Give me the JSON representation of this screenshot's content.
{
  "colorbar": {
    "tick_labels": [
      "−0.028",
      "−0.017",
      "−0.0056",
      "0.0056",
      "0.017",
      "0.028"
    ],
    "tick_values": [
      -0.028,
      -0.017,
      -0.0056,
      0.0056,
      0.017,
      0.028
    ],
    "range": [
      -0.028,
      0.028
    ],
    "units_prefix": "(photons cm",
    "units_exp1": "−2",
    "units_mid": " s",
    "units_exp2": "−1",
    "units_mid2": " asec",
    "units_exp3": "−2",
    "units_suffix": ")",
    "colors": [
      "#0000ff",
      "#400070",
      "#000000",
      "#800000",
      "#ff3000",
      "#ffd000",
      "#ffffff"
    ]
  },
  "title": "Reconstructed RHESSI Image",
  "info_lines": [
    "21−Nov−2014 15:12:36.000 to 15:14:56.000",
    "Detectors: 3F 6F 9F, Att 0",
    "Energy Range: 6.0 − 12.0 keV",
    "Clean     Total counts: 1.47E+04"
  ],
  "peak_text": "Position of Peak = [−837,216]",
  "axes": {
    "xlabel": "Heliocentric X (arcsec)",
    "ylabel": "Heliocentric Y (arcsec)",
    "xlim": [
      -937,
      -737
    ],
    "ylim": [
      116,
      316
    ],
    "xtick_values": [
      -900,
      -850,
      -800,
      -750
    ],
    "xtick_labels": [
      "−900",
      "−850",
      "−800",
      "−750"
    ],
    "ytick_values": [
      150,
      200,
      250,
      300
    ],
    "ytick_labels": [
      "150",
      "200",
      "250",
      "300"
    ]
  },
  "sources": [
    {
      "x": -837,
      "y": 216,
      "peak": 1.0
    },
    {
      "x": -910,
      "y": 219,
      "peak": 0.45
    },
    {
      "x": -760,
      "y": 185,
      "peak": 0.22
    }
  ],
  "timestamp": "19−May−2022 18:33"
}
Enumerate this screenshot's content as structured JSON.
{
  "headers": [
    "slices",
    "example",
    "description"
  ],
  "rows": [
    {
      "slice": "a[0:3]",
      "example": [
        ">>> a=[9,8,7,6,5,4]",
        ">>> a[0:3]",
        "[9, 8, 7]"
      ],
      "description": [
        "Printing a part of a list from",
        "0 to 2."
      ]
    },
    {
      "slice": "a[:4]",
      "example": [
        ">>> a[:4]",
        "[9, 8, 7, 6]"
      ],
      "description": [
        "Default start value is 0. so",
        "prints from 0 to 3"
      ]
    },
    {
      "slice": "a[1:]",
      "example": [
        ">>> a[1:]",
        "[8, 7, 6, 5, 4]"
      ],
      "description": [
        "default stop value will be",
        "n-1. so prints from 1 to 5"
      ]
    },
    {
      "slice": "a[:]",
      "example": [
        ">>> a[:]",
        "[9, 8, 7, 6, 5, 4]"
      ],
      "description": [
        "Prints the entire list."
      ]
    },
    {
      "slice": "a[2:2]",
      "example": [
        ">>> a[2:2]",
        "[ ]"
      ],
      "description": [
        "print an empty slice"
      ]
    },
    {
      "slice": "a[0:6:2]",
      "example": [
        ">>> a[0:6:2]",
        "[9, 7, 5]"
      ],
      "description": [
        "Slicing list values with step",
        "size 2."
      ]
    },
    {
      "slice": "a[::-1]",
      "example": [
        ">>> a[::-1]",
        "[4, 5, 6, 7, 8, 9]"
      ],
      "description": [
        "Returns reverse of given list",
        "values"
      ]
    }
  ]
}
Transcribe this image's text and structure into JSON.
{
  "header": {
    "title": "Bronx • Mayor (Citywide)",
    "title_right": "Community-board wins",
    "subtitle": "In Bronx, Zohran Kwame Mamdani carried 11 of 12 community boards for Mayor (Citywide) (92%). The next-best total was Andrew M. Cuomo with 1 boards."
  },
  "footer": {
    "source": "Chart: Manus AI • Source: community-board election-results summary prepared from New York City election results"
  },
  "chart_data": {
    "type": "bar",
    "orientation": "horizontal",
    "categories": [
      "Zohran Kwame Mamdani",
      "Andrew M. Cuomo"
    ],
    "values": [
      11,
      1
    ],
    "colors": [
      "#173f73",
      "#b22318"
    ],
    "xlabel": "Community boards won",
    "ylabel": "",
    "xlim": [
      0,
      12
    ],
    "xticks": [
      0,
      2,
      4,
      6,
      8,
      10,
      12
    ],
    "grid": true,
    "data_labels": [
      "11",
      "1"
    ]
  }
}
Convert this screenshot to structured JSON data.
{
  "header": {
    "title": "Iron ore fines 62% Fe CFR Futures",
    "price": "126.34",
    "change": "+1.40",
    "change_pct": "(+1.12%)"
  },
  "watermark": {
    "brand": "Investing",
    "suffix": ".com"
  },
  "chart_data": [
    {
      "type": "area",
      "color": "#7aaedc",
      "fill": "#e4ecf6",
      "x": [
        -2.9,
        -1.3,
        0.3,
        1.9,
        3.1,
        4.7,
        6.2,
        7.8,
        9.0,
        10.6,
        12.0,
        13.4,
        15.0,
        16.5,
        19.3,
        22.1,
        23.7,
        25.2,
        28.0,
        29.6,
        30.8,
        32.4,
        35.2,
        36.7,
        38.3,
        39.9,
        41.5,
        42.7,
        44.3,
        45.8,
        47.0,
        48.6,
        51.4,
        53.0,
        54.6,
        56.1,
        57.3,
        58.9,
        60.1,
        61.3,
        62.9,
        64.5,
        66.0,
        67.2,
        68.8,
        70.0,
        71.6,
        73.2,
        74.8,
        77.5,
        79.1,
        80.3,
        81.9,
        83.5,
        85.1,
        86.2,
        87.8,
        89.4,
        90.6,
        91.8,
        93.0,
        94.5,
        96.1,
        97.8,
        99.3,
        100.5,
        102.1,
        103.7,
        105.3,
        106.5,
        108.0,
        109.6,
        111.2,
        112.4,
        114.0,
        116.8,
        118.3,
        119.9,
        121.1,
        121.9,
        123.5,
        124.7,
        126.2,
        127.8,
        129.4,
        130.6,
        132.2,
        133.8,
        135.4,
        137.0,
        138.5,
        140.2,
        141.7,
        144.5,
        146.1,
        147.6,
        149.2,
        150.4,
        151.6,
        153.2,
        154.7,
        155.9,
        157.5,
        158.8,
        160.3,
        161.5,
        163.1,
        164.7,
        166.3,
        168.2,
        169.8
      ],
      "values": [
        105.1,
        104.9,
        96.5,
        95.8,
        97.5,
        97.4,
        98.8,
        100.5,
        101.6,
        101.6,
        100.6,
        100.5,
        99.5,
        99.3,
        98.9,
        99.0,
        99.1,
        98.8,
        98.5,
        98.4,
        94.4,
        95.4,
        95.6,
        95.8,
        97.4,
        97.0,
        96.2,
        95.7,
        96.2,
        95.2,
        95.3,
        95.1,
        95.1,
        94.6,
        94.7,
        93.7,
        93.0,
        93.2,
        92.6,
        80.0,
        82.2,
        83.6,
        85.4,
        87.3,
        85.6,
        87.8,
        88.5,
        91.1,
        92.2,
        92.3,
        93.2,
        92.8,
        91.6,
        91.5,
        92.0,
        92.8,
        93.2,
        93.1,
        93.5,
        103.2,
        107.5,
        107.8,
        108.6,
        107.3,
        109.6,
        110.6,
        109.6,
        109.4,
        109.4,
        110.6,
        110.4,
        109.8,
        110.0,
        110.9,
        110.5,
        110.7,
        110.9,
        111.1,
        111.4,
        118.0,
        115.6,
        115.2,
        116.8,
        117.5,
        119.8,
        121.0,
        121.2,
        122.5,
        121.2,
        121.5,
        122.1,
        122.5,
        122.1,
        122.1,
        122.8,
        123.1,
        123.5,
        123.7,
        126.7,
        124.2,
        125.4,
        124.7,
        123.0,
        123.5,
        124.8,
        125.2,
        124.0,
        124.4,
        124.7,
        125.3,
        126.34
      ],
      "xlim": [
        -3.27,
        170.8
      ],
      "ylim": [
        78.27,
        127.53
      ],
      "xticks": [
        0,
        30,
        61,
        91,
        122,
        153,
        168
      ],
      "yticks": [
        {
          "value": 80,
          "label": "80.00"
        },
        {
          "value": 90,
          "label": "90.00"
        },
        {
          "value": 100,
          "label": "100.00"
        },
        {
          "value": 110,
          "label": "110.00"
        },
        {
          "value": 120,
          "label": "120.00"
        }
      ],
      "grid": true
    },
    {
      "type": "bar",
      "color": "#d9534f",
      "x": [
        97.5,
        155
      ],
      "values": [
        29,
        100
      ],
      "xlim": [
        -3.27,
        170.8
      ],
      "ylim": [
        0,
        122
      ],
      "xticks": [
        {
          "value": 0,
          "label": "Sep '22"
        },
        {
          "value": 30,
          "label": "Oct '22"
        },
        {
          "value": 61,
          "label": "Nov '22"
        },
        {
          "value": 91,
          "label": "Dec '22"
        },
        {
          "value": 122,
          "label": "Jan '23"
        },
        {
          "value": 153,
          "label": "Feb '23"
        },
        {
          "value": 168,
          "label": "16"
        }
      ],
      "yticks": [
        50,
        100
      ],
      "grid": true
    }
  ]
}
══════════
Find and copy every line in the entries above where the string "arcsec" occurs.

    "xlabel": "Heliocentric X (arcsec)",
    "ylabel": "Heliocentric Y (arcsec)",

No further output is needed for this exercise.